- **EXERCISE INSTRUCTIONS**
Reproduce all entries verbatim, with nothing added or dropped.

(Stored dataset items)

● ● ●

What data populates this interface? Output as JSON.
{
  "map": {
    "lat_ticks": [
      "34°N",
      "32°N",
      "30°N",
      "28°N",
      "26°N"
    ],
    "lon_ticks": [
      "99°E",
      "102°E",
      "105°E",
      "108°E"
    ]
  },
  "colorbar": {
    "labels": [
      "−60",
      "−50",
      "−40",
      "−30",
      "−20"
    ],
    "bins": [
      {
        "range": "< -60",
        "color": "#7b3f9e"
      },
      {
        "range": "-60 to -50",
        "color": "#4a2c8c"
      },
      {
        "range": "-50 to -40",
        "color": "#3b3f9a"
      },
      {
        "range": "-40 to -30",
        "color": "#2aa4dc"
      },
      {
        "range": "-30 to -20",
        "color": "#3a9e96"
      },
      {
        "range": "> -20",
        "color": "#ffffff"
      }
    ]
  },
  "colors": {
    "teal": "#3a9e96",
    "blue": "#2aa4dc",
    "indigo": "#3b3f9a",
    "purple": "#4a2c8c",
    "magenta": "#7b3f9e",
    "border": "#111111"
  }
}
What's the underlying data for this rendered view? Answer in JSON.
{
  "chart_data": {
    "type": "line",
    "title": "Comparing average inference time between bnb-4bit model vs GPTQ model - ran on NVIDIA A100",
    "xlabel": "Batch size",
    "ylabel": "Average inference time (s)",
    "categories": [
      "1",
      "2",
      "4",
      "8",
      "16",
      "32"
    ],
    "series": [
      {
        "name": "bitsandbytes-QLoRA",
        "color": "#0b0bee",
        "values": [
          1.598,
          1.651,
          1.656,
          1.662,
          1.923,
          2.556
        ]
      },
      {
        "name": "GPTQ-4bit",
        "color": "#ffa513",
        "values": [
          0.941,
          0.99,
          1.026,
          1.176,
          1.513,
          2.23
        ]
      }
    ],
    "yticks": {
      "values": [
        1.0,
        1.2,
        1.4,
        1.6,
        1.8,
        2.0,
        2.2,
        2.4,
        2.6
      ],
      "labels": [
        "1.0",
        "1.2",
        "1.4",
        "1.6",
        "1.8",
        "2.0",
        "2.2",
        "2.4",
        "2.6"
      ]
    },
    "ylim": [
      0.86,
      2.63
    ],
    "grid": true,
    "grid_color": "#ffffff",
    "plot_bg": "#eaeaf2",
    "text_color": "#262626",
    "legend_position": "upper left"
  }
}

● ● ●

- **ANSWER TO THE TASK**
What data populates this interface? Output as JSON.
{
  "map": {
    "lat_ticks": [
      "34°N",
      "32°N",
      "30°N",
      "28°N",
      "26°N"
    ],
    "lon_ticks": [
      "99°E",
      "102°E",
      "105°E",
      "108°E"
    ]
  },
  "colorbar": {
    "labels": [
      "−60",
      "−50",
      "−40",
      "−30",
      "−20"
    ],
    "bins": [
      {
        "range": "< -60",
        "color": "#7b3f9e"
      },
      {
        "range": "-60 to -50",
        "color": "#4a2c8c"
      },
      {
        "range": "-50 to -40",
        "color": "#3b3f9a"
      },
      {
        "range": "-40 to -30",
        "color": "#2aa4dc"
      },
      {
        "range": "-30 to -20",
        "color": "#3a9e96"
      },
      {
        "range": "> -20",
        "color": "#ffffff"
      }
    ]
  },
  "colors": {
    "teal": "#3a9e96",
    "blue": "#2aa4dc",
    "indigo": "#3b3f9a",
    "purple": "#4a2c8c",
    "magenta": "#7b3f9e",
    "border": "#111111"
  }
}
What's the underlying data for this rendered view? Answer in JSON.
{
  "chart_data": {
    "type": "line",
    "title": "Comparing average inference time between bnb-4bit model vs GPTQ model - ran on NVIDIA A100",
    "xlabel": "Batch size",
    "ylabel": "Average inference time (s)",
    "categories": [
      "1",
      "2",
      "4",
      "8",
      "16",
      "32"
    ],
    "series": [
      {
        "name": "bitsandbytes-QLoRA",
        "color": "#0b0bee",
        "values": [
          1.598,
          1.651,
          1.656,
          1.662,
          1.923,
          2.556
        ]
      },
      {
        "name": "GPTQ-4bit",
        "color": "#ffa513",
        "values": [
          0.941,
          0.99,
          1.026,
          1.176,
          1.513,
          2.23
        ]
      }
    ],
    "yticks": {
      "values": [
        1.0,
        1.2,
        1.4,
        1.6,
        1.8,
        2.0,
        2.2,
        2.4,
        2.6
      ],
      "labels": [
        "1.0",
        "1.2",
        "1.4",
        "1.6",
        "1.8",
        "2.0",
        "2.2",
        "2.4",
        "2.6"
      ]
    },
    "ylim": [
      0.86,
      2.63
    ],
    "grid": true,
    "grid_color": "#ffffff",
    "plot_bg": "#eaeaf2",
    "text_color": "#262626",
    "legend_position": "upper left"
  }
}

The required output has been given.